◆ DIRECTIVE
Give the entries again exactly, every one of them.

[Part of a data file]

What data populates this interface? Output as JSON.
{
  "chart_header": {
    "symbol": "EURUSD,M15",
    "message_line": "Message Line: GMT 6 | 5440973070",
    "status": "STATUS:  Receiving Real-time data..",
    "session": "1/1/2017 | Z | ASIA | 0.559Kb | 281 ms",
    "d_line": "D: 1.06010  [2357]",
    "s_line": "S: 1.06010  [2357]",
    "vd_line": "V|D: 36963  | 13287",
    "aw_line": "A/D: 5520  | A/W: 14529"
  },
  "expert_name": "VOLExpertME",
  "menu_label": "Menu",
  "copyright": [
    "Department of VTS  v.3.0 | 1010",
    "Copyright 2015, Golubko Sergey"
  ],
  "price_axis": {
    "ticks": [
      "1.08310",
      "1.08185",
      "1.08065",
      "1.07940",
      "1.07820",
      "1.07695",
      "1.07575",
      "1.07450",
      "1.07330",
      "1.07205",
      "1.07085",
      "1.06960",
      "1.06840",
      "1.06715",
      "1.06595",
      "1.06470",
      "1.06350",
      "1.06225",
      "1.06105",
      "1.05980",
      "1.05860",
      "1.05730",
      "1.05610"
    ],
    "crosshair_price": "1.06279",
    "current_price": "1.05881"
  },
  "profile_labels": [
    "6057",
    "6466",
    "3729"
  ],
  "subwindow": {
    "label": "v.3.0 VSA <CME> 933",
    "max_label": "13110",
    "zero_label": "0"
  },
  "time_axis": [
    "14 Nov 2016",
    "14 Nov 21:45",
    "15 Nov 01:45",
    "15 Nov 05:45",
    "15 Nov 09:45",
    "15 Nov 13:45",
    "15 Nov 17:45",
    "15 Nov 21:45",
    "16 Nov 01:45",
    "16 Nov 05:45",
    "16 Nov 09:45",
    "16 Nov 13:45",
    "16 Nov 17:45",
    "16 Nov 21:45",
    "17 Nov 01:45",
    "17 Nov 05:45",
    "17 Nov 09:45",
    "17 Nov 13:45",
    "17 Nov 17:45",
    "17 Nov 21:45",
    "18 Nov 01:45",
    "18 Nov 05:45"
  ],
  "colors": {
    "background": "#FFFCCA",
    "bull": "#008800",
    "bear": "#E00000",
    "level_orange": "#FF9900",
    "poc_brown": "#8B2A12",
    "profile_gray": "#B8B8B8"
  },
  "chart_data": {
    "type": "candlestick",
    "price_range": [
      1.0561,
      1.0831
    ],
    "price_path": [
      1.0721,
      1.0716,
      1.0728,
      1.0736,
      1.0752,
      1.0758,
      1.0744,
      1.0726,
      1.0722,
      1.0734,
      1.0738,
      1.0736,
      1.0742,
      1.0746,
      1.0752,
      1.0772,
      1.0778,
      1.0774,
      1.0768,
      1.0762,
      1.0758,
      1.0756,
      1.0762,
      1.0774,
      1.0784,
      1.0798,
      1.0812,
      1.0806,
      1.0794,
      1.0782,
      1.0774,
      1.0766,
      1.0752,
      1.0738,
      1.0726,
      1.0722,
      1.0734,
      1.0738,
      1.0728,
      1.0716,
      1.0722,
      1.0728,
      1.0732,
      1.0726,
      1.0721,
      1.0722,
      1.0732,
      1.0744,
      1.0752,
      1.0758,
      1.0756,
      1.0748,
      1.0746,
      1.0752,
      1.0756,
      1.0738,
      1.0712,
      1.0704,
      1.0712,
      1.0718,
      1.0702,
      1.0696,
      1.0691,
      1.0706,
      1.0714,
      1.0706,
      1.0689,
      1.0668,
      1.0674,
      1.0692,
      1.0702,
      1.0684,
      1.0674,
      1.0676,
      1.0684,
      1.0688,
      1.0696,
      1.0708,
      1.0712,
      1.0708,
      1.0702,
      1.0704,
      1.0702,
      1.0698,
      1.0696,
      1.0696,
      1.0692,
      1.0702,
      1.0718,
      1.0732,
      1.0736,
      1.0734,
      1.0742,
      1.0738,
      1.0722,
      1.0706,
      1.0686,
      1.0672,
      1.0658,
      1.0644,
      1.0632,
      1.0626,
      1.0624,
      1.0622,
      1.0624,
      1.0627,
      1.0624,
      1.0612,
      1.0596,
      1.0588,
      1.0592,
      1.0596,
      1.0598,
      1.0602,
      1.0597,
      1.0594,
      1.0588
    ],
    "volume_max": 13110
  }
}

◆ RIGHT ANSWER
What data populates this interface? Output as JSON.
{
  "chart_header": {
    "symbol": "EURUSD,M15",
    "message_line": "Message Line: GMT 6 | 5440973070",
    "status": "STATUS:  Receiving Real-time data..",
    "session": "1/1/2017 | Z | ASIA | 0.559Kb | 281 ms",
    "d_line": "D: 1.06010  [2357]",
    "s_line": "S: 1.06010  [2357]",
    "vd_line": "V|D: 36963  | 13287",
    "aw_line": "A/D: 5520  | A/W: 14529"
  },
  "expert_name": "VOLExpertME",
  "menu_label": "Menu",
  "copyright": [
    "Department of VTS  v.3.0 | 1010",
    "Copyright 2015, Golubko Sergey"
  ],
  "price_axis": {
    "ticks": [
      "1.08310",
      "1.08185",
      "1.08065",
      "1.07940",
      "1.07820",
      "1.07695",
      "1.07575",
      "1.07450",
      "1.07330",
      "1.07205",
      "1.07085",
      "1.06960",
      "1.06840",
      "1.06715",
      "1.06595",
      "1.06470",
      "1.06350",
      "1.06225",
      "1.06105",
      "1.05980",
      "1.05860",
      "1.05730",
      "1.05610"
    ],
    "crosshair_price": "1.06279",
    "current_price": "1.05881"
  },
  "profile_labels": [
    "6057",
    "6466",
    "3729"
  ],
  "subwindow": {
    "label": "v.3.0 VSA <CME> 933",
    "max_label": "13110",
    "zero_label": "0"
  },
  "time_axis": [
    "14 Nov 2016",
    "14 Nov 21:45",
    "15 Nov 01:45",
    "15 Nov 05:45",
    "15 Nov 09:45",
    "15 Nov 13:45",
    "15 Nov 17:45",
    "15 Nov 21:45",
    "16 Nov 01:45",
    "16 Nov 05:45",
    "16 Nov 09:45",
    "16 Nov 13:45",
    "16 Nov 17:45",
    "16 Nov 21:45",
    "17 Nov 01:45",
    "17 Nov 05:45",
    "17 Nov 09:45",
    "17 Nov 13:45",
    "17 Nov 17:45",
    "17 Nov 21:45",
    "18 Nov 01:45",
    "18 Nov 05:45"
  ],
  "colors": {
    "background": "#FFFCCA",
    "bull": "#008800",
    "bear": "#E00000",
    "level_orange": "#FF9900",
    "poc_brown": "#8B2A12",
    "profile_gray": "#B8B8B8"
  },
  "chart_data": {
    "type": "candlestick",
    "price_range": [
      1.0561,
      1.0831
    ],
    "price_path": [
      1.0721,
      1.0716,
      1.0728,
      1.0736,
      1.0752,
      1.0758,
      1.0744,
      1.0726,
      1.0722,
      1.0734,
      1.0738,
      1.0736,
      1.0742,
      1.0746,
      1.0752,
      1.0772,
      1.0778,
      1.0774,
      1.0768,
      1.0762,
      1.0758,
      1.0756,
      1.0762,
      1.0774,
      1.0784,
      1.0798,
      1.0812,
      1.0806,
      1.0794,
      1.0782,
      1.0774,
      1.0766,
      1.0752,
      1.0738,
      1.0726,
      1.0722,
      1.0734,
      1.0738,
      1.0728,
      1.0716,
      1.0722,
      1.0728,
      1.0732,
      1.0726,
      1.0721,
      1.0722,
      1.0732,
      1.0744,
      1.0752,
      1.0758,
      1.0756,
      1.0748,
      1.0746,
      1.0752,
      1.0756,
      1.0738,
      1.0712,
      1.0704,
      1.0712,
      1.0718,
      1.0702,
      1.0696,
      1.0691,
      1.0706,
      1.0714,
      1.0706,
      1.0689,
      1.0668,
      1.0674,
      1.0692,
      1.0702,
      1.0684,
      1.0674,
      1.0676,
      1.0684,
      1.0688,
      1.0696,
      1.0708,
      1.0712,
      1.0708,
      1.0702,
      1.0704,
      1.0702,
      1.0698,
      1.0696,
      1.0696,
      1.0692,
      1.0702,
      1.0718,
      1.0732,
      1.0736,
      1.0734,
      1.0742,
      1.0738,
      1.0722,
      1.0706,
      1.0686,
      1.0672,
      1.0658,
      1.0644,
      1.0632,
      1.0626,
      1.0624,
      1.0622,
      1.0624,
      1.0627,
      1.0624,
      1.0612,
      1.0596,
      1.0588,
      1.0592,
      1.0596,
      1.0598,
      1.0602,
      1.0597,
      1.0594,
      1.0588
    ],
    "volume_max": 13110
  }
}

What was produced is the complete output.